** BEGIN Dataset content **
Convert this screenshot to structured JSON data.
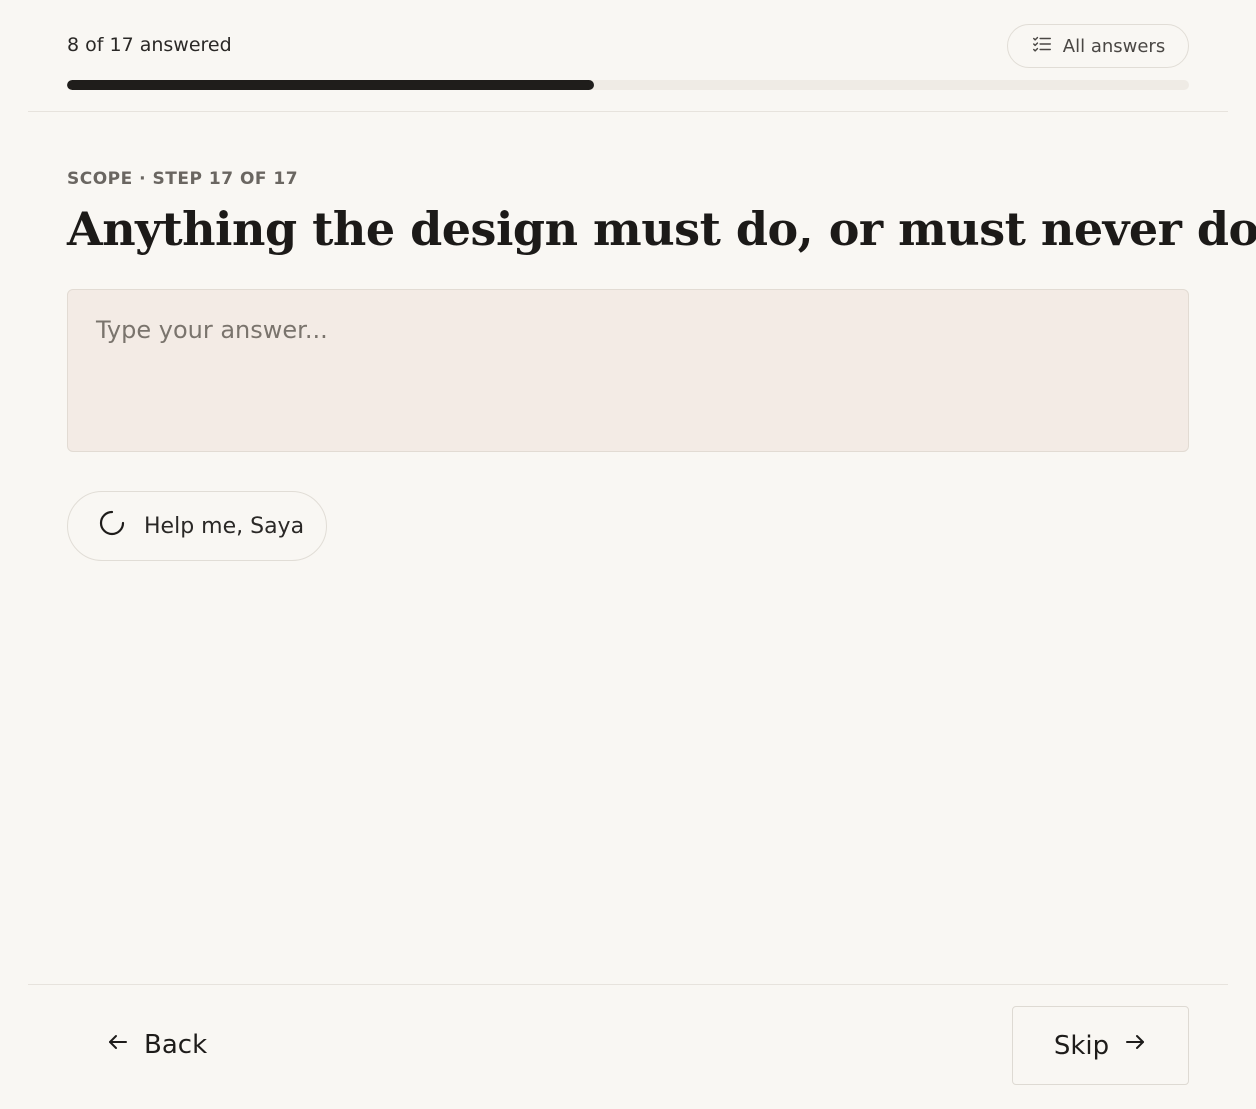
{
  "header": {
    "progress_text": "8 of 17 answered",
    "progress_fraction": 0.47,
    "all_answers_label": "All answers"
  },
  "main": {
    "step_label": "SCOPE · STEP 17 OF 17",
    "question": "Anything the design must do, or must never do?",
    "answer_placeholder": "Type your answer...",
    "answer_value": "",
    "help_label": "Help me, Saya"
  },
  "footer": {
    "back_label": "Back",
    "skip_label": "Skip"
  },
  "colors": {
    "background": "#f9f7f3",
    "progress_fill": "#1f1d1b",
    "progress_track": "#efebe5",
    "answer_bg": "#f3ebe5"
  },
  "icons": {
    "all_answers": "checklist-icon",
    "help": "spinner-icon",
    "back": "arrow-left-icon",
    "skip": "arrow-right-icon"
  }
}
** END Dataset content **
** BEGIN Dataset content **
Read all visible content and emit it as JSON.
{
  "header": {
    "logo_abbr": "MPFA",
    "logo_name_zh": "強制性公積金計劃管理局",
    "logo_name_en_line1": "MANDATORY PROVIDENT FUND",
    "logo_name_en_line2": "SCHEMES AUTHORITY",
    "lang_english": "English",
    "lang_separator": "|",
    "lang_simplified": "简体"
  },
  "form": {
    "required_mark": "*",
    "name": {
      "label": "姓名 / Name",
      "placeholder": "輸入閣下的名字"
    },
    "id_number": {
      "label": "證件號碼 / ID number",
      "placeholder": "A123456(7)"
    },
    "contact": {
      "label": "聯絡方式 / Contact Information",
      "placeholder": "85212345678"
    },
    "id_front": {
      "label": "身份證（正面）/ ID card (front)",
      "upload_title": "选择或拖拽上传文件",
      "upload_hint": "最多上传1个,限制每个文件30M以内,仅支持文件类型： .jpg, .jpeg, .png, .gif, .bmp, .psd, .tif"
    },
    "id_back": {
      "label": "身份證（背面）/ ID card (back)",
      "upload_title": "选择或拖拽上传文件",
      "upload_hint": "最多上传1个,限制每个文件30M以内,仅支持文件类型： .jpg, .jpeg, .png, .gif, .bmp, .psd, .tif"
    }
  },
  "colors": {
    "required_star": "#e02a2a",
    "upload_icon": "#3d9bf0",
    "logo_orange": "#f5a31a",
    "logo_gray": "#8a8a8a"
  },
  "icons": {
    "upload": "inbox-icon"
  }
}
** END Dataset content **
** BEGIN Dataset content **
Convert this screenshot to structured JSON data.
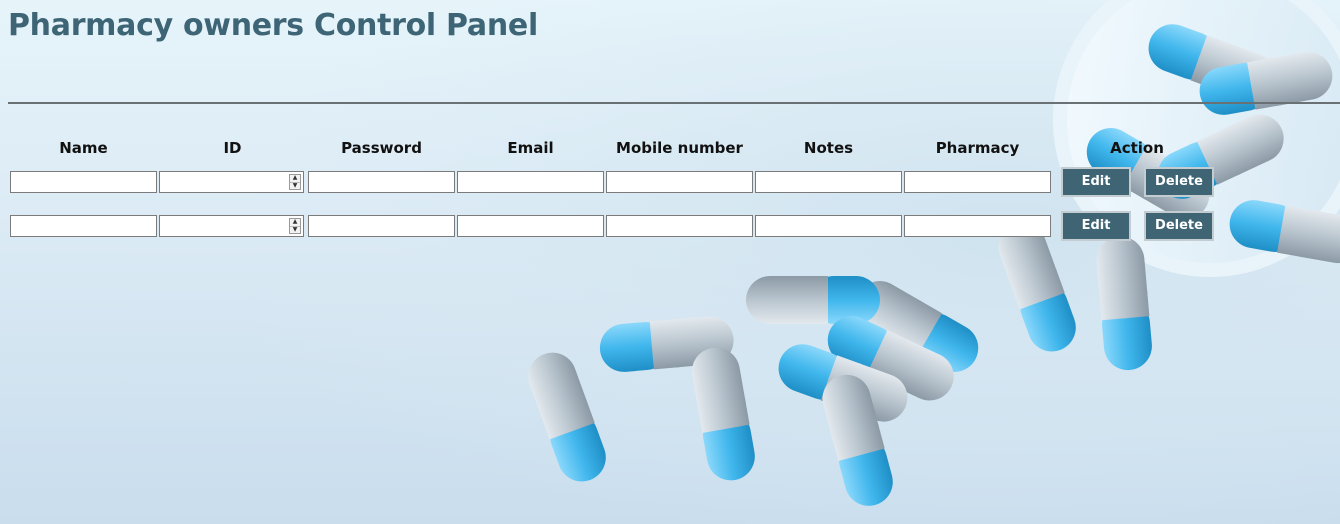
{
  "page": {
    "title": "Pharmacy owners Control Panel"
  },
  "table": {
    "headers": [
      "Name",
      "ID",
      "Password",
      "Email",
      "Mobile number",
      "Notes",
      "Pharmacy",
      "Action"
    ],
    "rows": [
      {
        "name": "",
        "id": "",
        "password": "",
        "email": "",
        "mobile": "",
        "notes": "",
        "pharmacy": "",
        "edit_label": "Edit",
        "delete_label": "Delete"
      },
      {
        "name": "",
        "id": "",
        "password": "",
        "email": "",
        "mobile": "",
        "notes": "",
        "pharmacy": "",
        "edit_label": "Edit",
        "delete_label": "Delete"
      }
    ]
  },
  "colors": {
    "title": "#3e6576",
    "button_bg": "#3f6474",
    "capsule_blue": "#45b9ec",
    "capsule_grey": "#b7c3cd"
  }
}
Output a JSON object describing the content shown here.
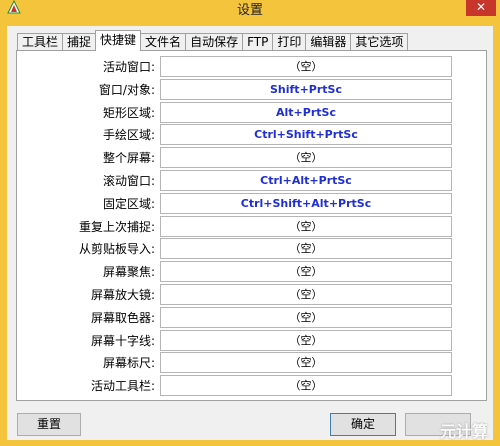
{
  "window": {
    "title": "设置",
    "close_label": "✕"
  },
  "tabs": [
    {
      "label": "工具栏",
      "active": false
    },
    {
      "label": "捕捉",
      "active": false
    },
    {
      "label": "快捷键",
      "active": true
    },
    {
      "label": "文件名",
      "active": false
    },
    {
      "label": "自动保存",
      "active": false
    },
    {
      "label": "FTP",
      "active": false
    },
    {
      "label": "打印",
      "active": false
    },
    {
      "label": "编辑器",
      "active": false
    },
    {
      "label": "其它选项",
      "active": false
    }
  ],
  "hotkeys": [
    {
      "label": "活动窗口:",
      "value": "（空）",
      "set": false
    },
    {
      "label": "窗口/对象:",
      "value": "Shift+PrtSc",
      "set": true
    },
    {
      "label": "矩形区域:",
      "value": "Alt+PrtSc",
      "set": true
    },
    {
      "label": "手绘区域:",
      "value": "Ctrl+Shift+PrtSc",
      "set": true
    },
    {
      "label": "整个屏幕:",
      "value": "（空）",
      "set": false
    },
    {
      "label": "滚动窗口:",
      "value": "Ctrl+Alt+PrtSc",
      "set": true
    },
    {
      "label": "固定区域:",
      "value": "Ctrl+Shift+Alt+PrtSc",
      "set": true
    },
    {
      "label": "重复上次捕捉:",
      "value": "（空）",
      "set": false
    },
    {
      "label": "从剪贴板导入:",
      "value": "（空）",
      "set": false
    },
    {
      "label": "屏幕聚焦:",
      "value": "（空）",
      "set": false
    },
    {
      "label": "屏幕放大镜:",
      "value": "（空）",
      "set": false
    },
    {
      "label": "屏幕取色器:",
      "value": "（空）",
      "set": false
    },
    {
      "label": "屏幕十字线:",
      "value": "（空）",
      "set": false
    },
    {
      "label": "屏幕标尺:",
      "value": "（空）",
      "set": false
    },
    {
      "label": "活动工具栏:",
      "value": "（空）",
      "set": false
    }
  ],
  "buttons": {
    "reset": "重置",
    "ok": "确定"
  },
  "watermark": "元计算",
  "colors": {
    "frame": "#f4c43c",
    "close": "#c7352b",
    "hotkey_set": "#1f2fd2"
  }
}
** END Dataset content **
### [Task prompt]
Only lines that contain the word "Ctrl" are wanted; copy each of them.

### [Exercise answer]
      "value": "Ctrl+Shift+PrtSc",
      "value": "Ctrl+Alt+PrtSc",
      "value": "Ctrl+Shift+Alt+PrtSc",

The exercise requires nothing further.